What this task involves:
Reproduce verbatim the portion of the items below that opens with the line containing "taskbar-window-button[interactable] xyxy=(823,708,845,726)" and closes with the line containing "taskbar-window-button[interactable] xyxy=(129,708,150,726)", including both of those lines.

Stored dataset items
------------------------------------
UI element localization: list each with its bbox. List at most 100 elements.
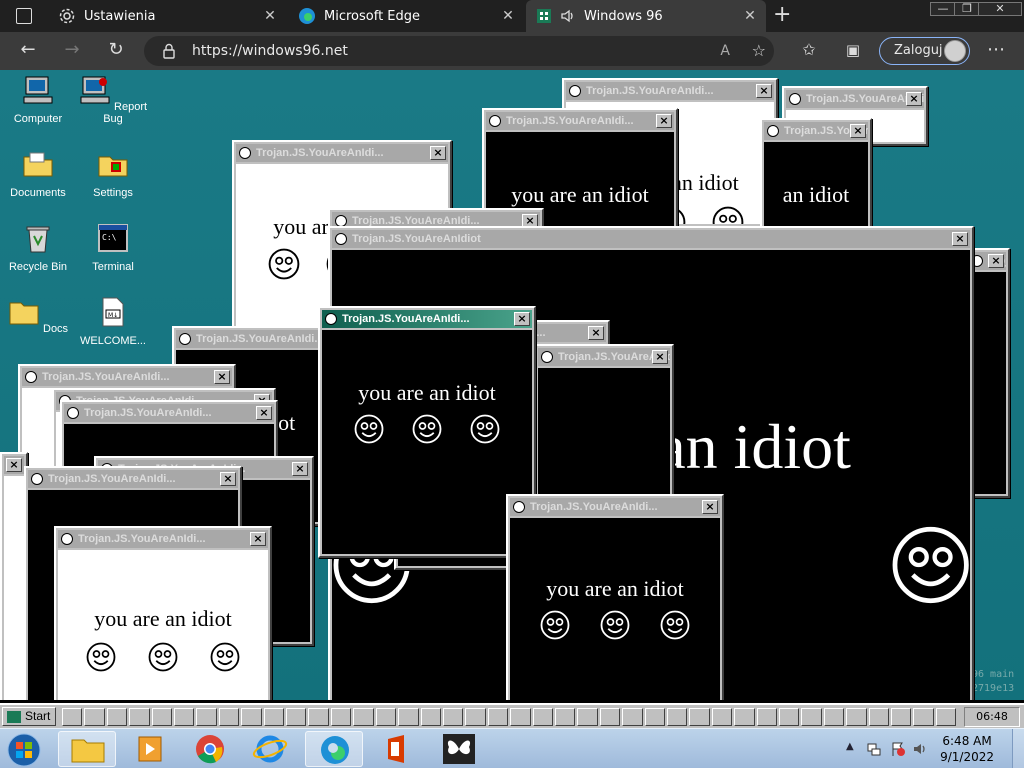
taskbar-window-button[interactable] xyxy=(823,708,845,726)
popup-close-button[interactable]: × xyxy=(702,500,718,514)
taskbar-window-button[interactable] xyxy=(420,708,441,726)
minimize-button[interactable]: — xyxy=(930,2,956,16)
taskbar-window-button[interactable] xyxy=(62,708,83,726)
taskbar-window-button[interactable] xyxy=(689,708,710,726)
popup-title-bar[interactable]: Trojan.JS.YouAreAnIdi... xyxy=(786,90,924,108)
taskbar-explorer[interactable] xyxy=(58,731,116,767)
popup-close-button[interactable]: × xyxy=(250,532,266,546)
refresh-button[interactable]: ↻ xyxy=(104,40,128,60)
taskbar-window-button[interactable] xyxy=(599,708,621,726)
volume-icon[interactable] xyxy=(912,741,928,757)
popup-close-button[interactable]: × xyxy=(256,406,272,420)
taskbar-window-button[interactable] xyxy=(353,708,374,726)
popup-title-bar[interactable]: Trojan.JS.YouAreAnIdi... xyxy=(566,82,774,100)
popup-close-button[interactable]: × xyxy=(988,254,1004,268)
popup-close-button[interactable]: × xyxy=(656,114,672,128)
taskbar-window-button[interactable] xyxy=(129,708,150,726)
popup-title-bar[interactable]: Trojan.JS.YouAreAnIdi... xyxy=(64,404,274,422)
sign-in-button[interactable]: Zaloguj xyxy=(879,37,970,65)
popup-title-bar[interactable]: Trojan.JS.YouAreAnIdiot xyxy=(332,230,970,248)
settings-more-icon[interactable]: ⋯ xyxy=(984,40,1008,60)
taskbar-window-button[interactable] xyxy=(151,708,173,726)
tab-microsoft-edge[interactable]: Microsoft Edge ✕ xyxy=(288,0,524,32)
taskbar-window-button[interactable] xyxy=(442,708,464,726)
taskbar-edge[interactable] xyxy=(305,731,363,767)
taskbar-window-button[interactable] xyxy=(218,708,240,726)
taskbar-window-button[interactable] xyxy=(554,708,576,726)
read-aloud-icon[interactable]: A xyxy=(720,36,730,66)
popup-title-bar[interactable]: Trojan.JS.YouAreAnIdi... xyxy=(510,498,720,516)
taskbar-internet-explorer[interactable] xyxy=(241,731,299,767)
taskbar-chrome[interactable] xyxy=(181,731,239,767)
start-button[interactable]: Start xyxy=(2,707,56,726)
taskbar-window-button[interactable] xyxy=(666,708,688,726)
taskbar-window-button[interactable] xyxy=(510,708,531,726)
popup-close-button[interactable]: × xyxy=(292,462,308,476)
network-icon[interactable] xyxy=(866,741,882,757)
taskbar-window-button[interactable] xyxy=(532,708,553,726)
taskbar-window-button[interactable] xyxy=(779,708,800,726)
taskbar-window-button[interactable] xyxy=(801,708,822,726)
speaker-icon[interactable] xyxy=(560,8,576,24)
popup-title-bar[interactable]: Trojan.JS.YouAreAnIdi... xyxy=(322,310,532,328)
taskbar-window-button[interactable] xyxy=(174,708,195,726)
tab-settings[interactable]: Ustawienia ✕ xyxy=(48,0,286,32)
tab-actions-icon[interactable] xyxy=(16,8,32,24)
popup-close-button[interactable]: × xyxy=(214,370,230,384)
address-bar[interactable]: https://windows96.net A ☆ xyxy=(144,36,774,66)
desktop-icon-documents[interactable]: Documents xyxy=(2,148,74,199)
taskbar-window-button[interactable] xyxy=(622,708,643,726)
taskbar-window-button[interactable] xyxy=(286,708,307,726)
popup-close-button[interactable]: × xyxy=(906,92,922,106)
tab-close-button[interactable]: ✕ xyxy=(742,8,758,24)
taskbar-window-button[interactable] xyxy=(846,708,867,726)
show-desktop-button[interactable] xyxy=(1012,729,1024,768)
popup-close-button[interactable]: × xyxy=(652,350,668,364)
windows-start-orb-icon[interactable] xyxy=(4,731,44,768)
popup-title-bar[interactable]: Trojan.JS.YouAreAnIdi... xyxy=(538,348,670,366)
taskbar-window-button[interactable] xyxy=(263,708,285,726)
taskbar-window-button[interactable] xyxy=(756,708,777,726)
new-tab-button[interactable]: + xyxy=(773,4,791,26)
close-window-button[interactable]: ✕ xyxy=(978,2,1022,16)
taskbar-window-button[interactable] xyxy=(330,708,352,726)
popup-close-button[interactable]: × xyxy=(588,326,604,340)
popup-title-bar[interactable]: Trojan.JS.YouAreAnIdi... xyxy=(486,112,674,130)
taskbar-window-button[interactable] xyxy=(577,708,598,726)
restore-button[interactable]: ❐ xyxy=(954,2,980,16)
tray-expand-icon[interactable]: ▲ xyxy=(846,741,854,752)
taskbar-window-button[interactable] xyxy=(465,708,486,726)
desktop-icon-recycle-bin[interactable]: Recycle Bin xyxy=(2,222,74,273)
taskbar-window-button[interactable] xyxy=(196,708,217,726)
system-clock[interactable]: 6:48 AM 9/1/2022 xyxy=(940,733,994,765)
taskbar-window-button[interactable] xyxy=(375,708,397,726)
desktop-icon-terminal[interactable]: C:\ Terminal xyxy=(77,222,149,273)
taskbar-window-button[interactable] xyxy=(241,708,262,726)
collections-icon[interactable]: ▣ xyxy=(841,40,865,60)
popup-window[interactable]: Trojan.JS.YouAreAnIdi... × you are an idio… xyxy=(506,494,724,700)
popup-window[interactable]: Trojan.JS.YouAreAnIdi... × you are an idio… xyxy=(318,306,536,558)
popup-close-button[interactable]: × xyxy=(514,312,530,326)
taskbar-app[interactable] xyxy=(430,731,488,767)
popup-close-button[interactable]: × xyxy=(220,472,236,486)
taskbar-window-button[interactable] xyxy=(644,708,665,726)
popup-title-bar[interactable]: Trojan.JS.YouAreAnIdi... xyxy=(58,530,268,548)
popup-title-bar[interactable]: Trojan.JS.YouAreAnIdi... xyxy=(236,144,448,162)
flag-warning-icon[interactable] xyxy=(890,741,906,757)
favorite-add-icon[interactable]: ☆ xyxy=(752,36,766,66)
taskbar-office[interactable] xyxy=(367,731,425,767)
taskbar-window-button[interactable] xyxy=(398,708,419,726)
tab-close-button[interactable]: ✕ xyxy=(500,8,516,24)
tab-close-button[interactable]: ✕ xyxy=(262,8,278,24)
popup-close-button[interactable]: × xyxy=(6,458,22,472)
popup-close-button[interactable]: × xyxy=(850,124,866,138)
taskbar-window-button[interactable] xyxy=(106,708,128,726)
back-button[interactable]: ← xyxy=(16,40,40,60)
popup-close-button[interactable]: × xyxy=(952,232,968,246)
taskbar-window-button[interactable] xyxy=(868,708,890,726)
forward-button[interactable]: → xyxy=(60,40,84,60)
taskbar-window-button[interactable] xyxy=(308,708,329,726)
popup-title-bar[interactable]: Trojan.JS.YouAreAnIdi... xyxy=(28,470,238,488)
desktop-icon-docs[interactable]: Docs xyxy=(2,296,74,335)
taskbar-window-button[interactable] xyxy=(84,708,105,726)
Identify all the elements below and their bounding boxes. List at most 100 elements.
------------------------------------
Output of the exercise:
taskbar-window-button[interactable] xyxy=(823,708,845,726)
popup-close-button[interactable]: × xyxy=(702,500,718,514)
taskbar-window-button[interactable] xyxy=(420,708,441,726)
minimize-button[interactable]: — xyxy=(930,2,956,16)
taskbar-window-button[interactable] xyxy=(62,708,83,726)
taskbar-window-button[interactable] xyxy=(689,708,710,726)
popup-title-bar[interactable]: Trojan.JS.YouAreAnIdi... xyxy=(786,90,924,108)
taskbar-explorer[interactable] xyxy=(58,731,116,767)
popup-close-button[interactable]: × xyxy=(250,532,266,546)
refresh-button[interactable]: ↻ xyxy=(104,40,128,60)
taskbar-window-button[interactable] xyxy=(599,708,621,726)
volume-icon[interactable] xyxy=(912,741,928,757)
popup-close-button[interactable]: × xyxy=(256,406,272,420)
taskbar-window-button[interactable] xyxy=(353,708,374,726)
popup-title-bar[interactable]: Trojan.JS.YouAreAnIdi... xyxy=(566,82,774,100)
popup-close-button[interactable]: × xyxy=(988,254,1004,268)
popup-close-button[interactable]: × xyxy=(656,114,672,128)
taskbar-window-button[interactable] xyxy=(129,708,150,726)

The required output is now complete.